Short problem: Return each entry exactly, omitting nothing.

Recorded information:
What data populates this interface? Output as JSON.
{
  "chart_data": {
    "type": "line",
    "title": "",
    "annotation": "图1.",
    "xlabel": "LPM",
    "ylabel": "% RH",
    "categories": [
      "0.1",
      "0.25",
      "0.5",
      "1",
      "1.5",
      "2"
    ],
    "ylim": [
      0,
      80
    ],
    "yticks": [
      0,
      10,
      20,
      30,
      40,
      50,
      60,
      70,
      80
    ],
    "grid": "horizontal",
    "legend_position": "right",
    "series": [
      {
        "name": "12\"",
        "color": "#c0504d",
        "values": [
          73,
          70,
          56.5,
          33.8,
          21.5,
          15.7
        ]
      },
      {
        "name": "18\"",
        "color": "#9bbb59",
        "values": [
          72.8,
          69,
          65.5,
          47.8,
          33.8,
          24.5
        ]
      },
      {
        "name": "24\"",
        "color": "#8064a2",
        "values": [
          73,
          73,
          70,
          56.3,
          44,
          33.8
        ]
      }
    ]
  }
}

Exercise output:
What data populates this interface? Output as JSON.
{
  "chart_data": {
    "type": "line",
    "title": "",
    "annotation": "图1.",
    "xlabel": "LPM",
    "ylabel": "% RH",
    "categories": [
      "0.1",
      "0.25",
      "0.5",
      "1",
      "1.5",
      "2"
    ],
    "ylim": [
      0,
      80
    ],
    "yticks": [
      0,
      10,
      20,
      30,
      40,
      50,
      60,
      70,
      80
    ],
    "grid": "horizontal",
    "legend_position": "right",
    "series": [
      {
        "name": "12\"",
        "color": "#c0504d",
        "values": [
          73,
          70,
          56.5,
          33.8,
          21.5,
          15.7
        ]
      },
      {
        "name": "18\"",
        "color": "#9bbb59",
        "values": [
          72.8,
          69,
          65.5,
          47.8,
          33.8,
          24.5
        ]
      },
      {
        "name": "24\"",
        "color": "#8064a2",
        "values": [
          73,
          73,
          70,
          56.3,
          44,
          33.8
        ]
      }
    ]
  }
}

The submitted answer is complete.